Your task: Reproduce, character for character, the lines of the records from the one containing "panel-2-stats: MEAN= 75.08" through the one containing "colorbar-swatch: [499, 407, 515, 418]", both included.

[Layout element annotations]
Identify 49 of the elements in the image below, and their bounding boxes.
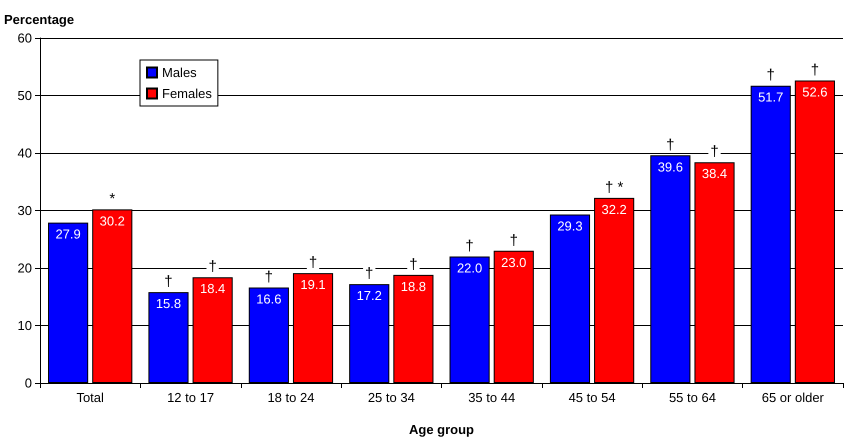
data-label: 15.8	[156, 296, 182, 312]
y-axis-title: Percentage	[4, 12, 74, 27]
data-label: 18.4	[200, 281, 226, 296]
annotation: †	[164, 273, 173, 290]
data-label: 19.1	[300, 277, 326, 292]
y-tick-label: 40	[18, 146, 32, 160]
data-label: 22.0	[456, 260, 482, 276]
annotation: †	[810, 62, 820, 79]
x-tick-label: 18 to 24	[267, 390, 314, 405]
annotation: *	[109, 190, 116, 208]
y-tick-label: 20	[18, 260, 32, 276]
annotation: †	[208, 258, 217, 276]
y-tick-label: 0	[24, 376, 32, 390]
y-tick-label: 10	[18, 318, 32, 333]
y-tick-label: 30	[18, 203, 32, 218]
legend-label: Males	[162, 65, 198, 80]
data-label: 52.6	[802, 84, 828, 100]
data-label: 39.6	[658, 159, 684, 174]
x-tick-label: 55 to 64	[668, 390, 716, 405]
data-label: 32.2	[601, 202, 627, 217]
annotation: †	[766, 66, 775, 84]
data-label: 16.6	[256, 292, 282, 307]
legend-label: Females	[162, 86, 212, 101]
annotation: †	[264, 268, 274, 286]
data-label: 51.7	[758, 90, 784, 105]
x-tick-label: 45 to 54	[568, 390, 616, 405]
y-tick-label: 60	[18, 30, 32, 46]
x-tick-label: 65 or older	[762, 390, 825, 405]
data-label: 30.2	[100, 213, 125, 228]
x-tick-label: 25 to 34	[368, 390, 415, 405]
data-label: 29.3	[557, 218, 583, 234]
data-label: 27.9	[55, 226, 81, 242]
data-label: 18.8	[400, 278, 426, 294]
x-tick-label: 12 to 17	[167, 390, 214, 405]
annotation: †	[510, 232, 518, 249]
annotation: †	[710, 143, 719, 160]
x-axis-title: Age group	[409, 422, 474, 437]
annotation: †	[409, 256, 418, 273]
annotation: †	[365, 265, 374, 282]
annotation: † *	[604, 178, 624, 196]
data-label: 38.4	[702, 166, 728, 182]
x-tick-label: 35 to 44	[468, 390, 516, 405]
y-tick-label: 50	[18, 88, 32, 103]
data-label: 17.2	[356, 288, 382, 304]
annotation: †	[465, 238, 474, 254]
x-tick-label: Total	[76, 390, 104, 405]
annotation: †	[666, 136, 675, 154]
annotation: †	[308, 254, 318, 272]
data-label: 23.0	[501, 254, 526, 270]
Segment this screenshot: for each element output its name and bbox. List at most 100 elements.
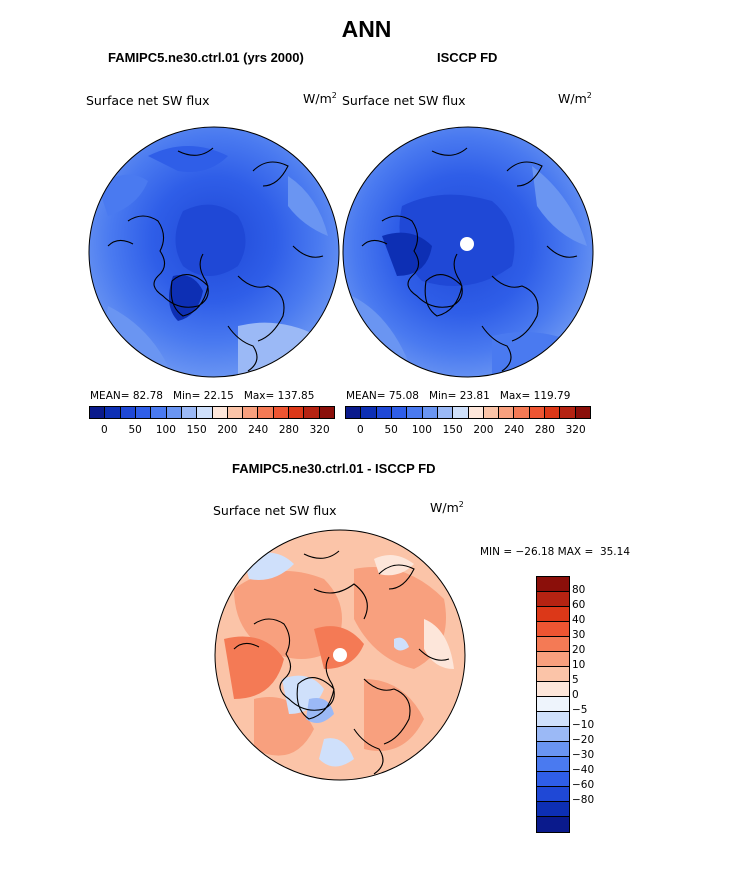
panel-2-stats: MEAN= 75.08 Min= 23.81 Max= 119.79: [346, 390, 571, 402]
colorbar-swatch: [537, 607, 569, 622]
colorbar-swatch: [575, 407, 590, 418]
colorbar-swatch: [483, 407, 500, 418]
colorbar-tick-label: 0: [357, 424, 364, 436]
colorbar-model: [89, 406, 335, 419]
colorbar-swatch: [514, 407, 530, 418]
colorbar-swatch: [499, 407, 515, 418]
panel-2-title: ISCCP FD: [437, 50, 498, 65]
colorbar-swatch: [181, 407, 198, 418]
diff-minmax: MIN = −26.18 MAX = 35.14: [480, 546, 630, 558]
colorbar-swatch: [537, 757, 569, 772]
colorbar-swatch: [166, 407, 182, 418]
colorbar-swatch: [289, 407, 305, 418]
colorbar-tick-label: 240: [504, 424, 525, 436]
colorbar-tick-label: 40: [572, 614, 586, 626]
colorbar-swatch: [90, 407, 106, 418]
colorbar-tick-label: 280: [534, 424, 555, 436]
colorbar-tick-label: −60: [572, 779, 595, 791]
colorbar-tick-label: 150: [442, 424, 463, 436]
colorbar-swatch: [407, 407, 423, 418]
colorbar-tick-label: 280: [278, 424, 299, 436]
colorbar-tick-label: 50: [384, 424, 398, 436]
colorbar-tick-label: −5: [572, 704, 588, 716]
colorbar-tick-label: 5: [572, 674, 579, 686]
colorbar-swatch: [468, 407, 484, 418]
panel-1-title: FAMIPC5.ne30.ctrl.01 (yrs 2000): [108, 50, 304, 65]
panel-1-stats: MEAN= 82.78 Min= 22.15 Max= 137.85: [90, 390, 315, 402]
colorbar-difference: [536, 576, 570, 833]
colorbar-swatch: [537, 787, 569, 802]
colorbar-tick-label: −40: [572, 764, 595, 776]
panel-1-field-label: Surface net SW flux: [86, 93, 210, 108]
colorbar-swatch: [151, 407, 167, 418]
colorbar-swatch: [197, 407, 213, 418]
panel-2-units: W/m2: [558, 91, 592, 107]
colorbar-tick-label: 0: [572, 689, 579, 701]
colorbar-swatch: [258, 407, 274, 418]
colorbar-swatch: [537, 622, 569, 637]
colorbar-tick-label: 100: [411, 424, 432, 436]
colorbar-swatch: [537, 667, 569, 682]
colorbar-swatch: [537, 697, 569, 712]
colorbar-obs-labels: 0 50 100 150 200 240 280 320: [345, 424, 591, 438]
colorbar-tick-label: 10: [572, 659, 586, 671]
colorbar-tick-label: 240: [248, 424, 269, 436]
colorbar-swatch: [537, 742, 569, 757]
colorbar-swatch: [453, 407, 469, 418]
colorbar-swatch: [391, 407, 408, 418]
colorbar-tick-label: 50: [128, 424, 142, 436]
colorbar-tick-label: 60: [572, 599, 586, 611]
colorbar-tick-label: 150: [186, 424, 207, 436]
diff-units: W/m2: [430, 500, 464, 516]
colorbar-swatch: [537, 727, 569, 742]
colorbar-swatch: [437, 407, 454, 418]
diff-title: FAMIPC5.ne30.ctrl.01 - ISCCP FD: [232, 461, 436, 476]
colorbar-swatch: [537, 817, 569, 832]
map-obs: [342, 126, 594, 378]
colorbar-tick-label: −80: [572, 794, 595, 806]
colorbar-swatch: [537, 772, 569, 787]
colorbar-tick-label: 200: [217, 424, 238, 436]
colorbar-swatch: [537, 577, 569, 592]
colorbar-swatch: [346, 407, 362, 418]
panel-2-field-label: Surface net SW flux: [342, 93, 466, 108]
map-model: [88, 126, 340, 378]
colorbar-tick-label: −20: [572, 734, 595, 746]
colorbar-model-labels: 0 50 100 150 200 240 280 320: [89, 424, 335, 438]
colorbar-tick-label: 320: [309, 424, 330, 436]
colorbar-swatch: [243, 407, 259, 418]
colorbar-swatch: [105, 407, 121, 418]
colorbar-swatch: [227, 407, 244, 418]
colorbar-swatch: [319, 407, 334, 418]
colorbar-tick-label: −10: [572, 719, 595, 731]
colorbar-swatch: [537, 637, 569, 652]
diff-field-label: Surface net SW flux: [213, 503, 337, 518]
colorbar-swatch: [529, 407, 546, 418]
colorbar-difference-labels: 80 60 40 30 20 10 5 0 −5 −10 −20 −30 −40 −60 −80: [572, 576, 612, 832]
colorbar-swatch: [135, 407, 152, 418]
colorbar-tick-label: 200: [473, 424, 494, 436]
colorbar-swatch: [537, 592, 569, 607]
colorbar-swatch: [537, 682, 569, 697]
colorbar-swatch: [304, 407, 320, 418]
colorbar-tick-label: 30: [572, 629, 586, 641]
colorbar-swatch: [537, 802, 569, 817]
colorbar-swatch: [376, 407, 392, 418]
figure-title: ANN: [341, 16, 392, 42]
colorbar-obs: [345, 406, 591, 419]
colorbar-tick-label: 80: [572, 584, 586, 596]
colorbar-tick-label: 20: [572, 644, 586, 656]
colorbar-tick-label: 0: [101, 424, 108, 436]
colorbar-swatch: [560, 407, 576, 418]
colorbar-swatch: [361, 407, 377, 418]
colorbar-swatch: [422, 407, 438, 418]
colorbar-tick-label: 100: [155, 424, 176, 436]
colorbar-swatch: [537, 712, 569, 727]
colorbar-swatch: [537, 652, 569, 667]
map-difference: [214, 529, 466, 781]
panel-1-units: W/m2: [303, 91, 337, 107]
colorbar-swatch: [545, 407, 561, 418]
colorbar-swatch: [273, 407, 290, 418]
colorbar-swatch: [120, 407, 136, 418]
colorbar-swatch: [212, 407, 228, 418]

Task output:
panel-2-stats: MEAN= 75.08 Min= 23.81 Max= 119.79: [346, 390, 571, 402]
colorbar-swatch: [537, 607, 569, 622]
colorbar-swatch: [575, 407, 590, 418]
colorbar-swatch: [483, 407, 500, 418]
colorbar-tick-label: 0: [357, 424, 364, 436]
colorbar-model: [89, 406, 335, 419]
colorbar-swatch: [514, 407, 530, 418]
colorbar-swatch: [499, 407, 515, 418]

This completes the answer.